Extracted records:
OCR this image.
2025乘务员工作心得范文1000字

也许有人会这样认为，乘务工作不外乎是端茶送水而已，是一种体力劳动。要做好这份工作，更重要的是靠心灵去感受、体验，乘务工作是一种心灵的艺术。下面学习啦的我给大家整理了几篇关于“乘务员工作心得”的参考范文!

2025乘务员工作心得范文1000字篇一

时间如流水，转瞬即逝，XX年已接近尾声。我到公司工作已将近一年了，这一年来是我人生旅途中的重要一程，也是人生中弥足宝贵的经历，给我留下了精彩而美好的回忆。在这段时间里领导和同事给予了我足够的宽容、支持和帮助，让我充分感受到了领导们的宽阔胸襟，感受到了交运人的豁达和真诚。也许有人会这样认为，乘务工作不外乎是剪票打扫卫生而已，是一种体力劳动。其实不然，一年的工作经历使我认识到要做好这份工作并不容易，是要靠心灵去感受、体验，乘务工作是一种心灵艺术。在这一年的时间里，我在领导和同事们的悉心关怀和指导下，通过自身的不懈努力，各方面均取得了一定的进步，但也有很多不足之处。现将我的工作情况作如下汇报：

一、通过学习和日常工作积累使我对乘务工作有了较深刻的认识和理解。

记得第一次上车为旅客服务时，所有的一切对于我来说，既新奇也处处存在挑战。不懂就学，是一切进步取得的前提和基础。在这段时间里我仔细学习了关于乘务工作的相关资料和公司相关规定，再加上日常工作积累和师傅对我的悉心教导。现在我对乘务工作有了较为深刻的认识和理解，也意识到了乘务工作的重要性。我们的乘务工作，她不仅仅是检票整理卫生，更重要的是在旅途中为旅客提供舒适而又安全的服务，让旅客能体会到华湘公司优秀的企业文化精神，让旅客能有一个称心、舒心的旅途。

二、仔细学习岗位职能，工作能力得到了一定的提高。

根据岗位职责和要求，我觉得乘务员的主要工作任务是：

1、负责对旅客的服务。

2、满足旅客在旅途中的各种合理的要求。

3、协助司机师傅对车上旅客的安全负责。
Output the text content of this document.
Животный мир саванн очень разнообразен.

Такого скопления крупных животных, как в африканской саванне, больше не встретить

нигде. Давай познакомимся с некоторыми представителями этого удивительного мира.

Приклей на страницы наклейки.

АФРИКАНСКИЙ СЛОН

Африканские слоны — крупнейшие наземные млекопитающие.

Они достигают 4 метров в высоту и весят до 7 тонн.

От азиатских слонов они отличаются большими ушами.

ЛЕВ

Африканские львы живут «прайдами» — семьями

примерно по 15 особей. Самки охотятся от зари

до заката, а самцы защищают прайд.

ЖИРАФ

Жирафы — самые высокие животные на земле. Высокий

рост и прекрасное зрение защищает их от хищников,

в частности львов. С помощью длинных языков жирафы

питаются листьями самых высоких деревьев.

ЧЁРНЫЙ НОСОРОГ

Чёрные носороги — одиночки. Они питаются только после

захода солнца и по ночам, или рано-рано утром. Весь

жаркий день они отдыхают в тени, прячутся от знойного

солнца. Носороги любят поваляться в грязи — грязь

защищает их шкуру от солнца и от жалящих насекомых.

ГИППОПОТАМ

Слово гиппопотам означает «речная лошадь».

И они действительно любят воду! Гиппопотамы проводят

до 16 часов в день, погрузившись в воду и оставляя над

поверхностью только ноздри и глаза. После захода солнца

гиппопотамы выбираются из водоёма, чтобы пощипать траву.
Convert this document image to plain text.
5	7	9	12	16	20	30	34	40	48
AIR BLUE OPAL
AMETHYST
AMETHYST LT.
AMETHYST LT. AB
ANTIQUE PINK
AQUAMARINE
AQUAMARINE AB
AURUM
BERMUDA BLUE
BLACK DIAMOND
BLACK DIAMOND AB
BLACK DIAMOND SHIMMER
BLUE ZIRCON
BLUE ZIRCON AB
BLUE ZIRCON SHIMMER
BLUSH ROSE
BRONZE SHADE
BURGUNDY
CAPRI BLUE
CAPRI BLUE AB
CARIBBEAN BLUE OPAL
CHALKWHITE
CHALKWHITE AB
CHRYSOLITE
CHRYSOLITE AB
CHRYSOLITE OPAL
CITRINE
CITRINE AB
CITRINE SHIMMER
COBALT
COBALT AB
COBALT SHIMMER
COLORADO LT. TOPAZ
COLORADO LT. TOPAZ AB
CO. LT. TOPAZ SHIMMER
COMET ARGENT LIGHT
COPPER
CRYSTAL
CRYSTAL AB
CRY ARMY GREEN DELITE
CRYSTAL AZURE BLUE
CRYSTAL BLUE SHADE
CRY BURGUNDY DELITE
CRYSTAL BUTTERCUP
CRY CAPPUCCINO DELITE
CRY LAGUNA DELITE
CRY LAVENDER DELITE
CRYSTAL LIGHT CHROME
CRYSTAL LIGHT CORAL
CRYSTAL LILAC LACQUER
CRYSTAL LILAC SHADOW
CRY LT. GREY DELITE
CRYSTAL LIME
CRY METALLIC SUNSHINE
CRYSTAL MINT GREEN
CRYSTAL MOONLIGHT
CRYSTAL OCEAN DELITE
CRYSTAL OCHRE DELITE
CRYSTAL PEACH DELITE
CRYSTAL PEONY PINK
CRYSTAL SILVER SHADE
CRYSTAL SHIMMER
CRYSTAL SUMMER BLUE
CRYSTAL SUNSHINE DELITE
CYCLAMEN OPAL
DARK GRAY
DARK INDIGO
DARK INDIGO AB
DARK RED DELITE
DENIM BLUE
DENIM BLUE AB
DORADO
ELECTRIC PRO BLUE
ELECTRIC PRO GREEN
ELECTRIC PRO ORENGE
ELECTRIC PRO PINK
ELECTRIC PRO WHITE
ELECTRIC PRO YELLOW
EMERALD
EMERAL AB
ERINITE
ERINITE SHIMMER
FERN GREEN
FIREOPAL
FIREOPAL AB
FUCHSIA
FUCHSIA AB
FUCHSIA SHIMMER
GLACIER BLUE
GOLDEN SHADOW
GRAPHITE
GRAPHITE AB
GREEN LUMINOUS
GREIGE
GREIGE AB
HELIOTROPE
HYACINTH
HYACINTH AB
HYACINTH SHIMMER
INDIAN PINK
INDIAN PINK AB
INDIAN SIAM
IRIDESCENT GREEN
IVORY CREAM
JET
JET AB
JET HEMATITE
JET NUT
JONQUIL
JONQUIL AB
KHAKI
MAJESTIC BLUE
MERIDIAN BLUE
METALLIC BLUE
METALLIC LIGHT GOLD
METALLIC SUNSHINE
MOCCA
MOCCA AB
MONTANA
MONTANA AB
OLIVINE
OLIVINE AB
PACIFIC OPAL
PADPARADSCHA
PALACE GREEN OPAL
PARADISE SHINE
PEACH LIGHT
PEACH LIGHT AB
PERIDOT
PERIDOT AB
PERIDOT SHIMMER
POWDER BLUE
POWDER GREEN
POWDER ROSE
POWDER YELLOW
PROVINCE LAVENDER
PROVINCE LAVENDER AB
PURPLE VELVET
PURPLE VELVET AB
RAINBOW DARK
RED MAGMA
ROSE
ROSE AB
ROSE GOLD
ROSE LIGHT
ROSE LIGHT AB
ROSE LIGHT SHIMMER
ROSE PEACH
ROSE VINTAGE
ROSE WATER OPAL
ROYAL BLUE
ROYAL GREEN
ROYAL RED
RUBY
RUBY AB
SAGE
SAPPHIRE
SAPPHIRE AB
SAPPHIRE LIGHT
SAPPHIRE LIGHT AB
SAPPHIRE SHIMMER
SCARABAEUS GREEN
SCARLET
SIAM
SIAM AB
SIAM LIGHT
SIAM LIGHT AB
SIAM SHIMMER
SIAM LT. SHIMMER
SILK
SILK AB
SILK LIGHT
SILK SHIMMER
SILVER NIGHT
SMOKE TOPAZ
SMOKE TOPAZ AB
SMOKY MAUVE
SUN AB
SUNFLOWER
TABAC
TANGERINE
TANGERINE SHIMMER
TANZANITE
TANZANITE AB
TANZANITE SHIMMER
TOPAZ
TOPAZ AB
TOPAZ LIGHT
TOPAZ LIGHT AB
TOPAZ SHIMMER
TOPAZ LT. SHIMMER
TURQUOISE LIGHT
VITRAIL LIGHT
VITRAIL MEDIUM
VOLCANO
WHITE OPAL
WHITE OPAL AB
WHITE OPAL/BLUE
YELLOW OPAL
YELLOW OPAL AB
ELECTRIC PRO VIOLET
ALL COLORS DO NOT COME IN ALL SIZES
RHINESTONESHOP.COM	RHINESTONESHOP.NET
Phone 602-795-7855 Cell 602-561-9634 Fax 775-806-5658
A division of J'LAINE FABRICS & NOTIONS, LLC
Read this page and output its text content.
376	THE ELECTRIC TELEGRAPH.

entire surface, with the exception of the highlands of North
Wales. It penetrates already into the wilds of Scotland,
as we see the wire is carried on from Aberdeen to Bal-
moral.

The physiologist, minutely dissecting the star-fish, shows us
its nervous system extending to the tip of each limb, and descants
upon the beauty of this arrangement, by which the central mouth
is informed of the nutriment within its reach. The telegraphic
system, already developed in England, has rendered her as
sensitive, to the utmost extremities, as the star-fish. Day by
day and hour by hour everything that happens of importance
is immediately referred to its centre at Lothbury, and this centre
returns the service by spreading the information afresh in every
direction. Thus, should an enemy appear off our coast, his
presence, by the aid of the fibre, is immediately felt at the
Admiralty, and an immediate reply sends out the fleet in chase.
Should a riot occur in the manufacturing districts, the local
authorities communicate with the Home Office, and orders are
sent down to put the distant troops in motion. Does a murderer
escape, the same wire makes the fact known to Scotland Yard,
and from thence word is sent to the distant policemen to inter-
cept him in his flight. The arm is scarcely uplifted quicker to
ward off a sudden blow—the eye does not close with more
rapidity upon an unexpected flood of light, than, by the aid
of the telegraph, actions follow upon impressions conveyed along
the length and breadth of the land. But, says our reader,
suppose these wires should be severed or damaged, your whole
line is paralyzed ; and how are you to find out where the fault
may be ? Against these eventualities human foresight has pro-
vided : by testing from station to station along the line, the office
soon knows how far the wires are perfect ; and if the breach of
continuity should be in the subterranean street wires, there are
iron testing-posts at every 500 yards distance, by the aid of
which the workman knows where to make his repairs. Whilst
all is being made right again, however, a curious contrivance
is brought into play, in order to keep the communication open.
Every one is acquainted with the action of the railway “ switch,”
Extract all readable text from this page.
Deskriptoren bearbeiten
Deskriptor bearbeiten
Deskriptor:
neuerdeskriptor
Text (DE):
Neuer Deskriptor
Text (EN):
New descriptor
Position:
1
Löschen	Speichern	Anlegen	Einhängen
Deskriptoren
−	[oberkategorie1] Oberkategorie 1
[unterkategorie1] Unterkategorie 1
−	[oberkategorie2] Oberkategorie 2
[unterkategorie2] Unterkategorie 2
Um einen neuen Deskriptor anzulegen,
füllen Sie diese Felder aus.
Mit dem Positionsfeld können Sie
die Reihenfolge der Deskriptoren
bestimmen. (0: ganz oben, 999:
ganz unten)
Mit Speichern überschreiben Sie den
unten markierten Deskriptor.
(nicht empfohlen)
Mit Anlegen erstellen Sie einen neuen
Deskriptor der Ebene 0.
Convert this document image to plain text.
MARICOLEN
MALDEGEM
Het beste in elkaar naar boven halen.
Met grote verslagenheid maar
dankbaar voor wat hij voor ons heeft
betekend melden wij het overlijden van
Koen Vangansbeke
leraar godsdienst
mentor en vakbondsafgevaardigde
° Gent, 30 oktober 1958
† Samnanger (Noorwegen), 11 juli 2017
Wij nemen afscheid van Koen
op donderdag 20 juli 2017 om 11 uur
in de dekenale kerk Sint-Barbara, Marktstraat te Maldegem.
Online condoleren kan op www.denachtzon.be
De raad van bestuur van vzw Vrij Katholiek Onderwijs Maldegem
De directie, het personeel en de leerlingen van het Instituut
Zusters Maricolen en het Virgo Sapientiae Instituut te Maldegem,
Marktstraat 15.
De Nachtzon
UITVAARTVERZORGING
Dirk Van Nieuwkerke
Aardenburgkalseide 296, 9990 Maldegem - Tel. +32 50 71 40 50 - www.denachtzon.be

What to produce
Identify and copy all lines with the word "POWDER".

Written response
POWDER BLUE
POWDER GREEN
POWDER ROSE
POWDER YELLOW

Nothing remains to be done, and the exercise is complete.